Stored data entries:
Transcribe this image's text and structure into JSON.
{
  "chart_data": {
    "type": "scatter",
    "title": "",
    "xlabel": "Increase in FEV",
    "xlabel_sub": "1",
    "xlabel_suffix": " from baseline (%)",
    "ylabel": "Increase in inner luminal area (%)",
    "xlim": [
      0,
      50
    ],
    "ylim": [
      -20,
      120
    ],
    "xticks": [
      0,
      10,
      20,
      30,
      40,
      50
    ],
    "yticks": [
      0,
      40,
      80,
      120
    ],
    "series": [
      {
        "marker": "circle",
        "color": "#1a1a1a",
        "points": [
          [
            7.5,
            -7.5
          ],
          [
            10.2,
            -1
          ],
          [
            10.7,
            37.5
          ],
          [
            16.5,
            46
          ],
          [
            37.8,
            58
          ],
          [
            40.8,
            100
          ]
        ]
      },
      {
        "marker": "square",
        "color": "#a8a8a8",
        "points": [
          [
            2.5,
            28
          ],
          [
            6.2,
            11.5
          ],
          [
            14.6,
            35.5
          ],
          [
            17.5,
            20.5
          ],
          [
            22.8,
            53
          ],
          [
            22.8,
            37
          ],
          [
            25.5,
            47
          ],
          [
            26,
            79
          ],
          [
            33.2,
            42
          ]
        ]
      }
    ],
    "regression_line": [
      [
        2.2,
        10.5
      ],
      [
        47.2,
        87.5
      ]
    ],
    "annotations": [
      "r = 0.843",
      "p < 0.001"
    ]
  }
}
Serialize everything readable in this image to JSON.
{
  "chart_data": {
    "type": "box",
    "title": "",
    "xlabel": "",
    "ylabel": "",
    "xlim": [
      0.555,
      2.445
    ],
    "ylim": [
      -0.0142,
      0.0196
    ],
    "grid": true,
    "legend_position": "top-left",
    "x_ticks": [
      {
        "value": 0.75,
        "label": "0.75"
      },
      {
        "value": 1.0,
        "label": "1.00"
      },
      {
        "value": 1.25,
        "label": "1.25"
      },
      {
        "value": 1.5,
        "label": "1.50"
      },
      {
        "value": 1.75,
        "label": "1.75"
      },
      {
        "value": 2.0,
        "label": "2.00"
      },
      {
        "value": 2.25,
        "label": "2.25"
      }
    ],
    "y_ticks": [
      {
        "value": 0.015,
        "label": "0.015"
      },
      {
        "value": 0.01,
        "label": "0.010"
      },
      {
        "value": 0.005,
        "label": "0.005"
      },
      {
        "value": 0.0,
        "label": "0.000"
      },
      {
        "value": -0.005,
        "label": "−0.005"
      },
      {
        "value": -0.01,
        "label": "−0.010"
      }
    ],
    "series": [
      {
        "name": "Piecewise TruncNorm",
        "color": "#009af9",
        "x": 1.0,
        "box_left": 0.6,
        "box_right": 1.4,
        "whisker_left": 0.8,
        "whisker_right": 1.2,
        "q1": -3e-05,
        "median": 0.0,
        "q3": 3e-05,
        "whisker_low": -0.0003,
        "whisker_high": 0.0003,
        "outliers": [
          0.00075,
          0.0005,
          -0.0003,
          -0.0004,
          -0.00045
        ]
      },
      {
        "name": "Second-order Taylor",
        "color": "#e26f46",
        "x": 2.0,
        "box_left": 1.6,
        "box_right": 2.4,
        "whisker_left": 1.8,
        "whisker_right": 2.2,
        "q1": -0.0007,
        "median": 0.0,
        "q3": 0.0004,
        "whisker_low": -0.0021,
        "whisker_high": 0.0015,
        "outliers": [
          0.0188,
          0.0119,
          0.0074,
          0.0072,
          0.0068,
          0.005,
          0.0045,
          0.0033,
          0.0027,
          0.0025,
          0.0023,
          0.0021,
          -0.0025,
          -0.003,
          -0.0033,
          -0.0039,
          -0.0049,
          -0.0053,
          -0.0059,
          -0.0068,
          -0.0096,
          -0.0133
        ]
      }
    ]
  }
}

Work to be completed
Reproduce all of the records exactly.

Finished exercise
Transcribe this image's text and structure into JSON.
{
  "chart_data": {
    "type": "scatter",
    "title": "",
    "xlabel": "Increase in FEV",
    "xlabel_sub": "1",
    "xlabel_suffix": " from baseline (%)",
    "ylabel": "Increase in inner luminal area (%)",
    "xlim": [
      0,
      50
    ],
    "ylim": [
      -20,
      120
    ],
    "xticks": [
      0,
      10,
      20,
      30,
      40,
      50
    ],
    "yticks": [
      0,
      40,
      80,
      120
    ],
    "series": [
      {
        "marker": "circle",
        "color": "#1a1a1a",
        "points": [
          [
            7.5,
            -7.5
          ],
          [
            10.2,
            -1
          ],
          [
            10.7,
            37.5
          ],
          [
            16.5,
            46
          ],
          [
            37.8,
            58
          ],
          [
            40.8,
            100
          ]
        ]
      },
      {
        "marker": "square",
        "color": "#a8a8a8",
        "points": [
          [
            2.5,
            28
          ],
          [
            6.2,
            11.5
          ],
          [
            14.6,
            35.5
          ],
          [
            17.5,
            20.5
          ],
          [
            22.8,
            53
          ],
          [
            22.8,
            37
          ],
          [
            25.5,
            47
          ],
          [
            26,
            79
          ],
          [
            33.2,
            42
          ]
        ]
      }
    ],
    "regression_line": [
      [
        2.2,
        10.5
      ],
      [
        47.2,
        87.5
      ]
    ],
    "annotations": [
      "r = 0.843",
      "p < 0.001"
    ]
  }
}
Serialize everything readable in this image to JSON.
{
  "chart_data": {
    "type": "box",
    "title": "",
    "xlabel": "",
    "ylabel": "",
    "xlim": [
      0.555,
      2.445
    ],
    "ylim": [
      -0.0142,
      0.0196
    ],
    "grid": true,
    "legend_position": "top-left",
    "x_ticks": [
      {
        "value": 0.75,
        "label": "0.75"
      },
      {
        "value": 1.0,
        "label": "1.00"
      },
      {
        "value": 1.25,
        "label": "1.25"
      },
      {
        "value": 1.5,
        "label": "1.50"
      },
      {
        "value": 1.75,
        "label": "1.75"
      },
      {
        "value": 2.0,
        "label": "2.00"
      },
      {
        "value": 2.25,
        "label": "2.25"
      }
    ],
    "y_ticks": [
      {
        "value": 0.015,
        "label": "0.015"
      },
      {
        "value": 0.01,
        "label": "0.010"
      },
      {
        "value": 0.005,
        "label": "0.005"
      },
      {
        "value": 0.0,
        "label": "0.000"
      },
      {
        "value": -0.005,
        "label": "−0.005"
      },
      {
        "value": -0.01,
        "label": "−0.010"
      }
    ],
    "series": [
      {
        "name": "Piecewise TruncNorm",
        "color": "#009af9",
        "x": 1.0,
        "box_left": 0.6,
        "box_right": 1.4,
        "whisker_left": 0.8,
        "whisker_right": 1.2,
        "q1": -3e-05,
        "median": 0.0,
        "q3": 3e-05,
        "whisker_low": -0.0003,
        "whisker_high": 0.0003,
        "outliers": [
          0.00075,
          0.0005,
          -0.0003,
          -0.0004,
          -0.00045
        ]
      },
      {
        "name": "Second-order Taylor",
        "color": "#e26f46",
        "x": 2.0,
        "box_left": 1.6,
        "box_right": 2.4,
        "whisker_left": 1.8,
        "whisker_right": 2.2,
        "q1": -0.0007,
        "median": 0.0,
        "q3": 0.0004,
        "whisker_low": -0.0021,
        "whisker_high": 0.0015,
        "outliers": [
          0.0188,
          0.0119,
          0.0074,
          0.0072,
          0.0068,
          0.005,
          0.0045,
          0.0033,
          0.0027,
          0.0025,
          0.0023,
          0.0021,
          -0.0025,
          -0.003,
          -0.0033,
          -0.0039,
          -0.0049,
          -0.0053,
          -0.0059,
          -0.0068,
          -0.0096,
          -0.0133
        ]
      }
    ]
  }
}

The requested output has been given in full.